▶ _Request_: Read the entries below and pull out each line with the string "παράθυρα".

▶ _Extracted entries_:
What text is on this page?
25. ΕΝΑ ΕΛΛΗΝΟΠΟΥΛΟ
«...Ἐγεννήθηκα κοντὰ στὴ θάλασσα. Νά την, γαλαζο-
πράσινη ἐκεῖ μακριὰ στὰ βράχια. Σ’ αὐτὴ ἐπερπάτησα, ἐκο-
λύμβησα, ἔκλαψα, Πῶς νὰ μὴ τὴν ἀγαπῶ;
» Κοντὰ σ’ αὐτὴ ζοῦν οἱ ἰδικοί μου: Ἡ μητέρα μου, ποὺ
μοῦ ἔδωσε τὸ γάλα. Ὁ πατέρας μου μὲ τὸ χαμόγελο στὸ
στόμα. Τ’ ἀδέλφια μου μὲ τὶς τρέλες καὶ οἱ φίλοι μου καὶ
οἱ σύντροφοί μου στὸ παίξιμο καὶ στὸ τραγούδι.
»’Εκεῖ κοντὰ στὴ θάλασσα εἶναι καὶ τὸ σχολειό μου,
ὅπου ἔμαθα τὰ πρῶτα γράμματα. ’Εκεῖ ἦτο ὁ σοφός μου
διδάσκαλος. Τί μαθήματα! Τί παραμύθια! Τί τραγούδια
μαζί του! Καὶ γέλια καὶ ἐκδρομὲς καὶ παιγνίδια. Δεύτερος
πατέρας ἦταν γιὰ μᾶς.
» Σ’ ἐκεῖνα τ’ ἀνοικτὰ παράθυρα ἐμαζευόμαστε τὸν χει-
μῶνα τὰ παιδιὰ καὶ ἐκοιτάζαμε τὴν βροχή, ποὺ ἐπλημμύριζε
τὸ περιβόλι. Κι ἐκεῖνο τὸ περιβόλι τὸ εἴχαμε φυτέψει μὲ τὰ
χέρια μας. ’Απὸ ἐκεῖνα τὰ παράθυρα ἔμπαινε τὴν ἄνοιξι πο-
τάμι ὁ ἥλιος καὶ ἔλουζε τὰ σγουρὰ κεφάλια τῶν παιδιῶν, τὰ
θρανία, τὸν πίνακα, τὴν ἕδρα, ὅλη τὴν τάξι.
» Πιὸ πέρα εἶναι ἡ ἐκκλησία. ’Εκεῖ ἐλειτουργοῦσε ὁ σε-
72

▶ _Answer to the exercise_:
» Σ’ ἐκεῖνα τ’ ἀνοικτὰ παράθυρα ἐμαζευόμαστε τὸν χει-
χέρια μας. ’Απὸ ἐκεῖνα τὰ παράθυρα ἔμπαινε τὴν ἄνοιξι πο-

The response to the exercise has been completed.